Rows from a dataset
---
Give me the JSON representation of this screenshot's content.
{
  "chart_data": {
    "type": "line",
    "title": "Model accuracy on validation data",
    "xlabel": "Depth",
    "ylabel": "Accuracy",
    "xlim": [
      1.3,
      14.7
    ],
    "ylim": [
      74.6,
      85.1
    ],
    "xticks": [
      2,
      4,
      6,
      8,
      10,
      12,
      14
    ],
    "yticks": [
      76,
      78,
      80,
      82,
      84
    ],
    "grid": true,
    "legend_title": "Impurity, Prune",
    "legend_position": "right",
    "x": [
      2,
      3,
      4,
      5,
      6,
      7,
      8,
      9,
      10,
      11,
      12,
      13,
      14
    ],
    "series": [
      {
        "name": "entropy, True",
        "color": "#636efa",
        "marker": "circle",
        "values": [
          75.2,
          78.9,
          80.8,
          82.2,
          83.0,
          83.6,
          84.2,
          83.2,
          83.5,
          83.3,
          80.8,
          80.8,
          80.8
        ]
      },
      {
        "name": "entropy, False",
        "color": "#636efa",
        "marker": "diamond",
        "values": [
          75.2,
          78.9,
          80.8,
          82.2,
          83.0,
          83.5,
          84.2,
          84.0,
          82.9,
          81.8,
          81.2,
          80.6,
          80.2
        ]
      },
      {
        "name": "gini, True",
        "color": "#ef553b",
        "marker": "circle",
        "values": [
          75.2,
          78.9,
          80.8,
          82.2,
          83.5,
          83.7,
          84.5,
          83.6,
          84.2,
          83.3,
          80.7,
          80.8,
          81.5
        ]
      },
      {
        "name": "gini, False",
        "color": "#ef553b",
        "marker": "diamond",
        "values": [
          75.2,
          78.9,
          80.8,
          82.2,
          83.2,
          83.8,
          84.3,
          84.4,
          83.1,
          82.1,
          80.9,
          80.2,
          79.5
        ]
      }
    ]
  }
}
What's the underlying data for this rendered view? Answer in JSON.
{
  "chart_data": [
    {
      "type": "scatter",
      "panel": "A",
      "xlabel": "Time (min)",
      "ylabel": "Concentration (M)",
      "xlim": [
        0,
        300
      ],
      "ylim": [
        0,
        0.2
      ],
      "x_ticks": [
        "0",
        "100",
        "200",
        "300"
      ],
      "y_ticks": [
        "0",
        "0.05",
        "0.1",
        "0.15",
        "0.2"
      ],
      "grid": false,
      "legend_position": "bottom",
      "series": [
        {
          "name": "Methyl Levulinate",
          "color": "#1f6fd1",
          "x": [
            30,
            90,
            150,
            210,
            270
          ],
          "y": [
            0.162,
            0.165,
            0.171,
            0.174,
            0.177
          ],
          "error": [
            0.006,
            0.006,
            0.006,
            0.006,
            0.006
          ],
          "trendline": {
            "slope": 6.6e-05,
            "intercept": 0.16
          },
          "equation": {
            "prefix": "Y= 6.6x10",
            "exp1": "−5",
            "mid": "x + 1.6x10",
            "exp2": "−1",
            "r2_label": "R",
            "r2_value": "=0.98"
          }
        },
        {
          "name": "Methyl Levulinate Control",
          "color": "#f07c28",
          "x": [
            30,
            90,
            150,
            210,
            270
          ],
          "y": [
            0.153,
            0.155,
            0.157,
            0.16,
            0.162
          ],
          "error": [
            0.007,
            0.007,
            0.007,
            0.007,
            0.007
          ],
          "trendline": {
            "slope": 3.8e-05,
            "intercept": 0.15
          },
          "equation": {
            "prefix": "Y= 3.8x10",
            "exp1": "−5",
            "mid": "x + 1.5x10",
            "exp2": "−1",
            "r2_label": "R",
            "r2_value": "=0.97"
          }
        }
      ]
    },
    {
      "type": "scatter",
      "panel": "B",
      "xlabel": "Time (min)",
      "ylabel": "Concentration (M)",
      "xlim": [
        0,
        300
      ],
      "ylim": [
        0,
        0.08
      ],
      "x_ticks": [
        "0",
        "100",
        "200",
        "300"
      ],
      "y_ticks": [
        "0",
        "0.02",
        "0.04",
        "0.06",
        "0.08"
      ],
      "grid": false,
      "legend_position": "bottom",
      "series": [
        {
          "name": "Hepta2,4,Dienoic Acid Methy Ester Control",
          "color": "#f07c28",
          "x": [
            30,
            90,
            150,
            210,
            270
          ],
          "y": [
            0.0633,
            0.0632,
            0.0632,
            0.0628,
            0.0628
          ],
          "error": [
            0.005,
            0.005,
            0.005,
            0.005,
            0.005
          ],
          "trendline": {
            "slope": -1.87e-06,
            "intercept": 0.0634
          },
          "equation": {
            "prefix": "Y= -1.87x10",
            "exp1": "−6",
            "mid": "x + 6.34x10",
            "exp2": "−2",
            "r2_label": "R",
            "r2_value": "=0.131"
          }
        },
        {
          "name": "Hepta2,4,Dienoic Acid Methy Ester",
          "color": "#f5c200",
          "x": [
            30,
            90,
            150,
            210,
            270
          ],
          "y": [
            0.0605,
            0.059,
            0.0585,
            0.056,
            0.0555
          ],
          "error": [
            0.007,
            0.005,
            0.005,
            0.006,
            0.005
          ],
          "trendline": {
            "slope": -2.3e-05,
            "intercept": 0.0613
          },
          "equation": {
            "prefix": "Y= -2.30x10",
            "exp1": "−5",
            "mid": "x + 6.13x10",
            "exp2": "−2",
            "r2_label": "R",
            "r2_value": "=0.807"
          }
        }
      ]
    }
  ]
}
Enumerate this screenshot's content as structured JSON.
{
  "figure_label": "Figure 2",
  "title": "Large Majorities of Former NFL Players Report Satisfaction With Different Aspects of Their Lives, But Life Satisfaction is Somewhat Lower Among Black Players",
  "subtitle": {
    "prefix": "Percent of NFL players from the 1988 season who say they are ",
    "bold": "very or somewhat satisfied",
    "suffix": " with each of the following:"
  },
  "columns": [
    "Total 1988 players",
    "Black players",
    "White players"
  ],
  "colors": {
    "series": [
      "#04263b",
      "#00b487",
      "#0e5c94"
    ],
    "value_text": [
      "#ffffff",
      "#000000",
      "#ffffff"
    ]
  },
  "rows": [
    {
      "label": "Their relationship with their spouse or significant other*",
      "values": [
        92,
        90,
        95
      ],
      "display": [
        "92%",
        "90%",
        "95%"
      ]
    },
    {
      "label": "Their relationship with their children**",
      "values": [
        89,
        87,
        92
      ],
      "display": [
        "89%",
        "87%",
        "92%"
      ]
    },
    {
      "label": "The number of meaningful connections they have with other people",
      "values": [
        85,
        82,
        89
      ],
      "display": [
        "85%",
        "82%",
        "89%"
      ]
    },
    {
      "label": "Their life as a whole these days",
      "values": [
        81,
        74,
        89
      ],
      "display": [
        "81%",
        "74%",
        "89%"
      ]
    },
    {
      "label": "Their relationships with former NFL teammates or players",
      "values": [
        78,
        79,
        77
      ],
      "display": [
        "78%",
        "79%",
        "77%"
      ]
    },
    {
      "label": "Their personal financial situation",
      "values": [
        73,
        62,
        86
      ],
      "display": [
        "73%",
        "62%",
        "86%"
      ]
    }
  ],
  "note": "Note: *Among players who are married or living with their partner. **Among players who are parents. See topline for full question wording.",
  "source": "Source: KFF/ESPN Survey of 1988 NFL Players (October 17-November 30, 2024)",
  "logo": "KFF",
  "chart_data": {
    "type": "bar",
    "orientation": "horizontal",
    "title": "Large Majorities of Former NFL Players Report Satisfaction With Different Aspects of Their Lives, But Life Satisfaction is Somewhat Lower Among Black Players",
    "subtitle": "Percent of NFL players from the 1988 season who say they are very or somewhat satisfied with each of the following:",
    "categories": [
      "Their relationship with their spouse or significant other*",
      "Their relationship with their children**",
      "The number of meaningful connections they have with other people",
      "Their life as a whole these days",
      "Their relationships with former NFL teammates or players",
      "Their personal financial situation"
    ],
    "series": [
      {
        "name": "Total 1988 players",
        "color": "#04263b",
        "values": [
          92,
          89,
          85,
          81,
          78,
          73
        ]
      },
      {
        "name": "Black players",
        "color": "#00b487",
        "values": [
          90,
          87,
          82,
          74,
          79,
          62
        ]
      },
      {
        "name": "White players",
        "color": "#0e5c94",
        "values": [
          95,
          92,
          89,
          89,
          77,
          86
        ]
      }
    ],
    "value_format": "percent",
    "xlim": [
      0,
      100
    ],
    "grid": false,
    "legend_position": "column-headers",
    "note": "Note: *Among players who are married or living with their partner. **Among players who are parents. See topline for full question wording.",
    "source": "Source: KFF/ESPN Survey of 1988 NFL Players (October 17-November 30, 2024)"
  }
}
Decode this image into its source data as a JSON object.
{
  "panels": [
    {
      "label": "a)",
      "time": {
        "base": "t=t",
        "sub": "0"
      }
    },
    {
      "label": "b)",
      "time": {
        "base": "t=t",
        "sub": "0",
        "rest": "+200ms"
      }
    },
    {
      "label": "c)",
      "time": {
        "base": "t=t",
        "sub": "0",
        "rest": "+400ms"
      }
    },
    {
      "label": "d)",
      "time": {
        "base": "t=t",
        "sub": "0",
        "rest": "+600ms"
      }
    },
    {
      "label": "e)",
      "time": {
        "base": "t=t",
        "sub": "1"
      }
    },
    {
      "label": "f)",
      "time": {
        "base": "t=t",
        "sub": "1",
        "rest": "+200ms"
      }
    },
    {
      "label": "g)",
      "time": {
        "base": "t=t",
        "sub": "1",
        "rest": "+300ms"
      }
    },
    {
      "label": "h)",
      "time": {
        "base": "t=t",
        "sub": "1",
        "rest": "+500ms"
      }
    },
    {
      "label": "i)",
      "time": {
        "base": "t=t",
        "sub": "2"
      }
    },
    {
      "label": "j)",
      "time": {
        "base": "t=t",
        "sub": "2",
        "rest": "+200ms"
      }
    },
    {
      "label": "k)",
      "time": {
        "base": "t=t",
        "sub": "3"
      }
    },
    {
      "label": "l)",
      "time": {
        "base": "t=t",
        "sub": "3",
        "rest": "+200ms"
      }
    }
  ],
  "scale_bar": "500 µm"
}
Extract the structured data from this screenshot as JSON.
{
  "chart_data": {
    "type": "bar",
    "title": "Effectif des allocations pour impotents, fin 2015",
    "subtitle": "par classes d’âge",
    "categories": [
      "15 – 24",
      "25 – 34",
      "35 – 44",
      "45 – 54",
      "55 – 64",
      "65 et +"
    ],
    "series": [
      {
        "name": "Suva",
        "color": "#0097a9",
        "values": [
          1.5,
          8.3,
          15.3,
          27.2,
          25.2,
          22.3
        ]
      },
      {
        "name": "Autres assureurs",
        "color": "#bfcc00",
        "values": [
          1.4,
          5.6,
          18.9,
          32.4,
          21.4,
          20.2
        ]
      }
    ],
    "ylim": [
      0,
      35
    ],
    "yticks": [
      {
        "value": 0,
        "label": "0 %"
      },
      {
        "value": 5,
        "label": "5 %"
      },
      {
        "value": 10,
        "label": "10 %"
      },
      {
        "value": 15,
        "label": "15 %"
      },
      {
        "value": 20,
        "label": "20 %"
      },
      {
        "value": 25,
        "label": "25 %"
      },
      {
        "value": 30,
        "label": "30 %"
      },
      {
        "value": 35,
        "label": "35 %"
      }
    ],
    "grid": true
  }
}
---
» **The task**: Search the records for the string "prefix" and return every line in which it occurs.

» **Exercise solution**:
            "prefix": "Y= 6.6x10",
            "prefix": "Y= 3.8x10",
            "prefix": "Y= -1.87x10",
            "prefix": "Y= -2.30x10",
    "prefix": "Percent of NFL players from the 1988 season who say they are ",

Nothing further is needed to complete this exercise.